* Problem *
Go through the entries below and pick out every line with "that".

Stored items
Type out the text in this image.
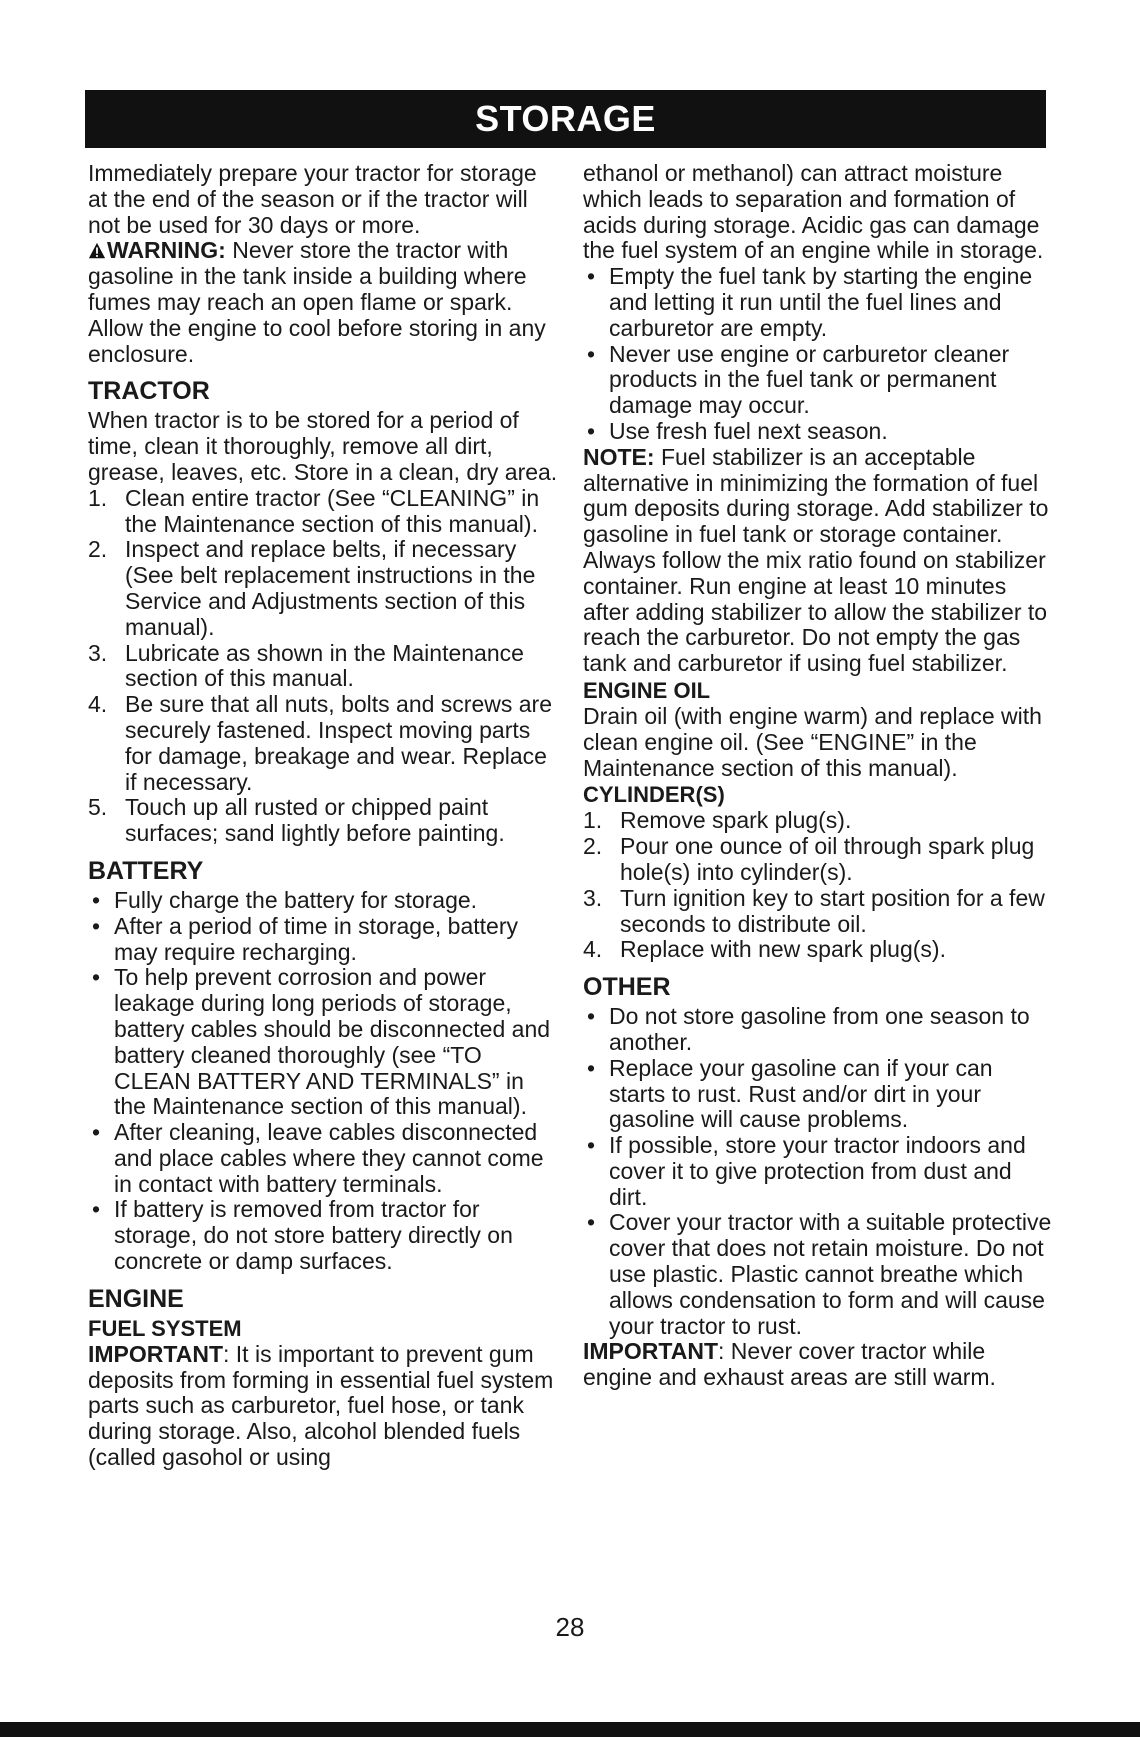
STORAGE

Immediately prepare your tractor for storage at the end of the season or if the tractor will not be used for 30 days or more.

WARNING: Never store the tractor with gasoline in the tank inside a building where fumes may reach an open flame or spark. Allow the engine to cool before storing in any enclosure.

TRACTOR

When tractor is to be stored for a period of time, clean it thoroughly, remove all dirt, grease, leaves, etc. Store in a clean, dry area.

1. Clean entire tractor (See “CLEANING” in the Maintenance section of this manual).
2. Inspect and replace belts, if necessary (See belt replacement instructions in the Service and Adjustments section of this manual).
3. Lubricate as shown in the Maintenance section of this manual.
4. Be sure that all nuts, bolts and screws are securely fastened. Inspect moving parts for damage, breakage and wear. Replace if necessary.
5. Touch up all rusted or chipped paint surfaces; sand lightly before painting.
BATTERY
• Fully charge the battery for storage.
• After a period of time in storage, battery may require recharging.
• To help prevent corrosion and power leakage during long periods of storage, battery cables should be disconnected and battery cleaned thoroughly (see “TO CLEAN BATTERY AND TERMINALS” in the Maintenance section of this manual).
• After cleaning, leave cables disconnected and place cables where they cannot come in contact with battery terminals.
• If battery is removed from tractor for storage, do not store battery directly on concrete or damp surfaces.
ENGINE
FUEL SYSTEM

IMPORTANT: It is important to prevent gum deposits from forming in essential fuel system parts such as carburetor, fuel hose, or tank during storage. Also, alcohol blended fuels (called gasohol or using

ethanol or methanol) can attract moisture which leads to separation and formation of acids during storage. Acidic gas can damage the fuel system of an engine while in storage.

• Empty the fuel tank by starting the engine and letting it run until the fuel lines and carburetor are empty.
• Never use engine or carburetor cleaner products in the fuel tank or permanent damage may occur.
• Use fresh fuel next season.

NOTE: Fuel stabilizer is an acceptable alternative in minimizing the formation of fuel gum deposits during storage. Add stabilizer to gasoline in fuel tank or storage container. Always follow the mix ratio found on stabilizer container. Run engine at least 10 minutes after adding stabilizer to allow the stabilizer to reach the carburetor. Do not empty the gas tank and carburetor if using fuel stabilizer.

ENGINE OIL

Drain oil (with engine warm) and replace with clean engine oil. (See “ENGINE” in the Maintenance section of this manual).

CYLINDER(S)
1. Remove spark plug(s).
2. Pour one ounce of oil through spark plug hole(s) into cylinder(s).
3. Turn ignition key to start position for a few seconds to distribute oil.
4. Replace with new spark plug(s).
OTHER
• Do not store gasoline from one season to another.
• Replace your gasoline can if your can starts to rust. Rust and/or dirt in your gasoline will cause problems.
• If possible, store your tractor indoors and cover it to give protection from dust and dirt.
• Cover your tractor with a suitable protective cover that does not retain moisture. Do not use plastic. Plastic cannot breathe which allows condensation to form and will cause your tractor to rust.

IMPORTANT: Never cover tractor while engine and exhaust areas are still warm.

28
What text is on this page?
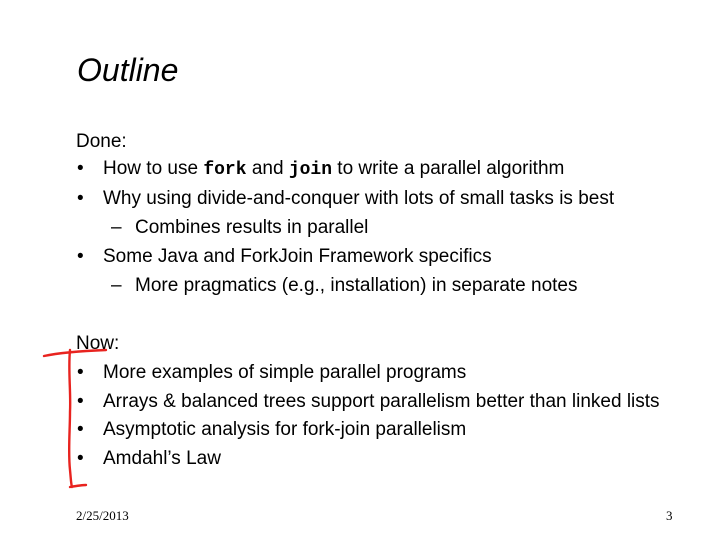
Outline
Done:
• How to use fork and join to write a parallel algorithm
• Why using divide-and-conquer with lots of small tasks is best
– Combines results in parallel
• Some Java and ForkJoin Framework specifics
– More pragmatics (e.g., installation) in separate notes
Now:
• More examples of simple parallel programs
• Arrays & balanced trees support parallelism better than linked lists
• Asymptotic analysis for fork-join parallelism
• Amdahl’s Law
2/25/2013	3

* Problem solution *
4. Be sure that all nuts, bolts and screws are securely fastened. Inspect moving parts for damage, breakage and wear. Replace if necessary.
• Cover your tractor with a suitable protective cover that does not retain moisture. Do not use plastic. Plastic cannot breathe which allows condensation to form and will cause your tractor to rust.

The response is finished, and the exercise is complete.